> TEXTO DE LEITURA:

A Alemanha vive momento político delicado com a
entrada de refugiados sírios e turcos. Uma política de Estado que resulta de um
gesto político louvável e inteligente de Angela Merkel. Até o final deste ano, a
Alemanha deve receber cerca de 800 mil imigrantes. Não é pouca gente.
A medida tem uma dimensão humanitária, mas
também pragmática: o país tem necessidade de acolher gente disposta a trabalhar
e construir sua vida, recolhendo impostos e contribuindo para a Previdência. Mesmo
assim, a medida está longe de ter unanimidade.

> TAREFA PROPOSTA A: No texto sobre a Alemanha, troque "louvável" por "corajoso" e reescreva o trecho que começa nas palavras "A Alemanha vive" e vai até "é pouca gente.".
> TAREFA PROPOSTA B: Segundo o texto sobre a Alemanha, quantos imigrantes o país deve receber até o final deste ano?
> TAREFA PROPOSTA C: Dê seguimento ao texto sobre a Alemanha e a entrada de refugiados a partir da última frase apresentada.

> TRECHOS DOS REGISTROS:
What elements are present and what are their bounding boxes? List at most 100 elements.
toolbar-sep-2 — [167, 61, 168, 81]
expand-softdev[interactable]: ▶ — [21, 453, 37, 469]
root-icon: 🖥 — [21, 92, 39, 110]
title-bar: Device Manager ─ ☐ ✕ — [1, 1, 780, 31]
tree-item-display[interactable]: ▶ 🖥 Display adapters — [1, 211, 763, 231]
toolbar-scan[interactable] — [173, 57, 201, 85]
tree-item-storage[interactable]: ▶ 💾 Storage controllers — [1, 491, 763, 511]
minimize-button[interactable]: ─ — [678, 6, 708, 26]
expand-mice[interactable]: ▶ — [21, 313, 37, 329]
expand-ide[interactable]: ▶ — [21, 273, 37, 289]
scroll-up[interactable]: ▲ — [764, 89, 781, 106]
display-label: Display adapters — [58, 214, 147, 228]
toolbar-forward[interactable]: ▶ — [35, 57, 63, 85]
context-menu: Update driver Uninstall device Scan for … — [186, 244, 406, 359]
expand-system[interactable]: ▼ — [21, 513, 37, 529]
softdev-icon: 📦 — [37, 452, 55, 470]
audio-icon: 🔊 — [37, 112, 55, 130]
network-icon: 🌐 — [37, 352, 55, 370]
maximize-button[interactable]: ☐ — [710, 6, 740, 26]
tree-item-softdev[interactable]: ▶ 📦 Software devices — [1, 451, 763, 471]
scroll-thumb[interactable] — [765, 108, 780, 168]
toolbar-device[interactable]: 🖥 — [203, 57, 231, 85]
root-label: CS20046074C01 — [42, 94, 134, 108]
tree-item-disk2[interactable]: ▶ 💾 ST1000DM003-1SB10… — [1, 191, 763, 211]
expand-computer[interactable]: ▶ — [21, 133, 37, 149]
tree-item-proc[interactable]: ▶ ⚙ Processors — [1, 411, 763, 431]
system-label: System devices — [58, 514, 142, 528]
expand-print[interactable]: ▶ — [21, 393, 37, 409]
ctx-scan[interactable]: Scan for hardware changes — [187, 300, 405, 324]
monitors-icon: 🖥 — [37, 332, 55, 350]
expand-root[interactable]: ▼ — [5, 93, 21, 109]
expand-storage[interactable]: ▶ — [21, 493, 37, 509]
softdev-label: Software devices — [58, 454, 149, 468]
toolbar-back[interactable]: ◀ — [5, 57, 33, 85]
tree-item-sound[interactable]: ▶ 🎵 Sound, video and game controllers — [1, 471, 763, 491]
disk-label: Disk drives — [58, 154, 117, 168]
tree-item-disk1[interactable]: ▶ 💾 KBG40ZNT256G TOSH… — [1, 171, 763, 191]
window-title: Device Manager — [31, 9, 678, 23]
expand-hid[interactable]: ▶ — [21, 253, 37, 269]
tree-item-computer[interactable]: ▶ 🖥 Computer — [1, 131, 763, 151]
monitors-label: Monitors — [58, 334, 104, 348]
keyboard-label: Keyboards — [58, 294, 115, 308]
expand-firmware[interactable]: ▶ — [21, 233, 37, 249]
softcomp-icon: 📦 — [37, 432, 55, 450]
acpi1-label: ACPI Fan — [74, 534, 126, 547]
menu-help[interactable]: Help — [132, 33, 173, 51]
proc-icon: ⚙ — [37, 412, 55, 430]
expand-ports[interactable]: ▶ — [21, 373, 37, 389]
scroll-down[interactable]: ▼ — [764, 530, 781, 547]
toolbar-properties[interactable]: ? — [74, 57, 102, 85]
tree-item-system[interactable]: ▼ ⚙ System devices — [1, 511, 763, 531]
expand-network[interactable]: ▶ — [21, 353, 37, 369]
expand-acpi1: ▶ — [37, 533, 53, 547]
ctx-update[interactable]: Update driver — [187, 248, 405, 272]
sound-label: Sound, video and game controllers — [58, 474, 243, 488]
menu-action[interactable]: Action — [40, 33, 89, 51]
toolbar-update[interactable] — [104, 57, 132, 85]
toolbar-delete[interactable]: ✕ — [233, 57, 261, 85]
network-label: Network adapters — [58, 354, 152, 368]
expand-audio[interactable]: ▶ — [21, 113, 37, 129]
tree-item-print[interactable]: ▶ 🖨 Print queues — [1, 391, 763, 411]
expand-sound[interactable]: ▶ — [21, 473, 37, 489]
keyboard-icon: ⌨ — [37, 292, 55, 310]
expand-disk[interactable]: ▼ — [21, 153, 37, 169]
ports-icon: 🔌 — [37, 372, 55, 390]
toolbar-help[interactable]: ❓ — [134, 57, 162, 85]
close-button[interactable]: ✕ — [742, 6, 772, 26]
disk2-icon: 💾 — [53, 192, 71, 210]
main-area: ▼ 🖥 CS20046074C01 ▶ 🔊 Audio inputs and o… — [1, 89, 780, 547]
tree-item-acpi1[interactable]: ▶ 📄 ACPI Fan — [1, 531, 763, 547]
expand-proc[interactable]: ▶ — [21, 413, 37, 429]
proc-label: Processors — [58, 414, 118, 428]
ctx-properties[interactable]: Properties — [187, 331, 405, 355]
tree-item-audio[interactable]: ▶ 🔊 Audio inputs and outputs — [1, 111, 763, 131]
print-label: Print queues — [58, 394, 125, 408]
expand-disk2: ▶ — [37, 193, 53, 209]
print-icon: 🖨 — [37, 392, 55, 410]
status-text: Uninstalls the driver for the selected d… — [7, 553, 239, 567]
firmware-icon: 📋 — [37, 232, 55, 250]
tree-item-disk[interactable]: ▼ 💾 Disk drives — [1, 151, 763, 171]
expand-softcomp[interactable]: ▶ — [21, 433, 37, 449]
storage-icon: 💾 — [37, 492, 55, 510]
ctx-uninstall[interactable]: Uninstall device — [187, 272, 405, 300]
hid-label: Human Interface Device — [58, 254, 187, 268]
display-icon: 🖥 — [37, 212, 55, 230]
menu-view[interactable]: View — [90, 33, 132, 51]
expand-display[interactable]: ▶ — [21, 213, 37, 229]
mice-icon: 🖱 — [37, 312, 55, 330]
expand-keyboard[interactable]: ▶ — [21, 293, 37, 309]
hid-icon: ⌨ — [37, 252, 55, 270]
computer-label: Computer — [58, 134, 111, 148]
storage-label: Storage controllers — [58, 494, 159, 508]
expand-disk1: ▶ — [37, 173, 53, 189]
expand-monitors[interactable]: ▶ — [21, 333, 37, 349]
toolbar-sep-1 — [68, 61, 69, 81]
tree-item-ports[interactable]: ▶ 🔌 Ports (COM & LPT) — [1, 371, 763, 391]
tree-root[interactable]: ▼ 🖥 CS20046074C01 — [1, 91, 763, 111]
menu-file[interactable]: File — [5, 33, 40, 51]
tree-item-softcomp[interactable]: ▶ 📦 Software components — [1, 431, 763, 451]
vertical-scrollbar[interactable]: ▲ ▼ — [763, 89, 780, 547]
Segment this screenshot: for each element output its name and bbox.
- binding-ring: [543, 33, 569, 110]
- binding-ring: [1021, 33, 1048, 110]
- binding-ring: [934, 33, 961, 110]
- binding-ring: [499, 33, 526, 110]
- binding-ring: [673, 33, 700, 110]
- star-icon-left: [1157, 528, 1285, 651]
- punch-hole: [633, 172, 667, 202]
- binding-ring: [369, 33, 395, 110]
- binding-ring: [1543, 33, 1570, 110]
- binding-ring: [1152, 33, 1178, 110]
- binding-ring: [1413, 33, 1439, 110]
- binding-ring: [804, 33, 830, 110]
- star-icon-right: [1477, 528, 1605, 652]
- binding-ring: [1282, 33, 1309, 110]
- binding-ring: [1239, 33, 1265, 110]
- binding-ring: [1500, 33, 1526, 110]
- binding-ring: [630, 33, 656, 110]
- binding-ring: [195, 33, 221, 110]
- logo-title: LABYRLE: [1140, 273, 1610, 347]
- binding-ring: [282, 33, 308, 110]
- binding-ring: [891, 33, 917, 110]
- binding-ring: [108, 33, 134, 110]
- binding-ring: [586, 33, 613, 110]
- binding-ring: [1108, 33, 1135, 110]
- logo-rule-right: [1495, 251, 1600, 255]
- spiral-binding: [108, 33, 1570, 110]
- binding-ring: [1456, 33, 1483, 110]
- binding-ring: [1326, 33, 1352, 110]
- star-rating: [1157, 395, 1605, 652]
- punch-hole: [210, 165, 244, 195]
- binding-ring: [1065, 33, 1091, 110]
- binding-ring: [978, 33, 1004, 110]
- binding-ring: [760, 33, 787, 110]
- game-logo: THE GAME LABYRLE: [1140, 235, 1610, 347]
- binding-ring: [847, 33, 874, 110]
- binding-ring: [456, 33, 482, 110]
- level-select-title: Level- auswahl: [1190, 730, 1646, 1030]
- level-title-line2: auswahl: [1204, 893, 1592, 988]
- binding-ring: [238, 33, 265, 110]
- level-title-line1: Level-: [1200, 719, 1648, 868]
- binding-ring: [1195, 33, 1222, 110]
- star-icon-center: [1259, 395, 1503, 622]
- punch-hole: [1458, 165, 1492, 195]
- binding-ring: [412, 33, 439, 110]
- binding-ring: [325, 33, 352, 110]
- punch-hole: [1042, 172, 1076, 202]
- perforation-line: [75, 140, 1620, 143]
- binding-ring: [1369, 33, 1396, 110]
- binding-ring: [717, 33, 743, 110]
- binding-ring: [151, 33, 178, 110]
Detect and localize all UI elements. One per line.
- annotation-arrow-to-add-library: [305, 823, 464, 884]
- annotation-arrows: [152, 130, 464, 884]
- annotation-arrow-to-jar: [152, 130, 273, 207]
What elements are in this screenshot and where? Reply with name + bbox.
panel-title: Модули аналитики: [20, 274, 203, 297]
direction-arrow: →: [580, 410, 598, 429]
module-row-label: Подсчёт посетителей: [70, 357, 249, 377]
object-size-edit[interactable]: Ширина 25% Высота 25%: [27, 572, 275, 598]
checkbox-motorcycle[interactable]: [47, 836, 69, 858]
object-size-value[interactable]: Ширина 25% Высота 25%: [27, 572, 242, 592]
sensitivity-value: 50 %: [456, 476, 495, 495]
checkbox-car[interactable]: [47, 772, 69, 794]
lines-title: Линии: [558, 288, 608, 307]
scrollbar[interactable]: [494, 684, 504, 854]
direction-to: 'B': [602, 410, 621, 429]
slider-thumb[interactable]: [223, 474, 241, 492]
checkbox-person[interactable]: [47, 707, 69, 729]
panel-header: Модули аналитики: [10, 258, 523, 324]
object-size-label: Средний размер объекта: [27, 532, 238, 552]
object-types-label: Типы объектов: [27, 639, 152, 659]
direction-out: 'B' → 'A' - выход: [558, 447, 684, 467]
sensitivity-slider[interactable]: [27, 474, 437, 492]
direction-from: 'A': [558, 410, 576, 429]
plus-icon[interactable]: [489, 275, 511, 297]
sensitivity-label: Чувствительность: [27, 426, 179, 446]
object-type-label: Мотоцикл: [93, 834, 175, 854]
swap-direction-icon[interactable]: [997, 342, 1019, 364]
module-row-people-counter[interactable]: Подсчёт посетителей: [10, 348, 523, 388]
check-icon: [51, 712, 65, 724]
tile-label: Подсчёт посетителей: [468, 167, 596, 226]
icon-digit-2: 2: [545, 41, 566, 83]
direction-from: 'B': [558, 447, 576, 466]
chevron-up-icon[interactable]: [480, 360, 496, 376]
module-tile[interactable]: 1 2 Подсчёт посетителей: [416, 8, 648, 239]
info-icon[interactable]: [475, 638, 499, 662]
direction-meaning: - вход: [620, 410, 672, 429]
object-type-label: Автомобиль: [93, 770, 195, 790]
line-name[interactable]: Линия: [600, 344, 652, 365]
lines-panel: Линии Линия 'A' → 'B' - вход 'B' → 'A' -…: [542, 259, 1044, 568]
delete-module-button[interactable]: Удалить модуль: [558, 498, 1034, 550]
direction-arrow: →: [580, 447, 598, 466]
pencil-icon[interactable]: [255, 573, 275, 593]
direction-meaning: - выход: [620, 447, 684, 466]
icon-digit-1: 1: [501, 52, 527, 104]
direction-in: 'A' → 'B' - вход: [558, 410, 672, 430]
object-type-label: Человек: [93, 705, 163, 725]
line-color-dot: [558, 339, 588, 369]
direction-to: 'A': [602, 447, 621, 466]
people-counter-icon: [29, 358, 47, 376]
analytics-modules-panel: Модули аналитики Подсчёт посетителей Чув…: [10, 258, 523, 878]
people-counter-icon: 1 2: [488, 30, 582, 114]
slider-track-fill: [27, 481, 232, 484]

> RESULTADO DA TAREFA A:
A Alemanha vive momento político delicado com a
entrada de refugiados sírios e turcos. Uma política de Estado que resulta de um
gesto político corajoso e inteligente de Angela Merkel. Até o final deste ano, a
Alemanha deve receber cerca de 800 mil imigrantes. Não é pouca gente.

> RESULTADO DA TAREFA B: Cerca de 800 mil imigrantes.

> RESULTADO DA TAREFA C:
O assunto veio à tona durante jantar com
professores e pesquisadores da Universidade de Munique, em que participei na
semana passada. Perguntei se a presença dos imigrantes em tão curto espaço de
tempo não acarretaria um conflito cultural. É inevitável, e isso já começa a
ficar evidente nas manifestações, pró e contra, que ocorrem aqui mesmo em
Munique. Ontem à tarde, à frente da Prefeitura velha, presenciei manifestação
favorável ao acolhimento dos refugiados, promovida pelo partido comunista
alemão.
Mas o que preocupa mesmo é o movimento
anti-islâmico alemão chamado Peguida,
que surgiu em Dresden, mas já chegou a Munique. O Peguida, que em português significa “Europeus patriotas contra a islamização
do Ocidente”, ganha adeptos, e é impossível prever o que ocorrerá nos próximos
meses.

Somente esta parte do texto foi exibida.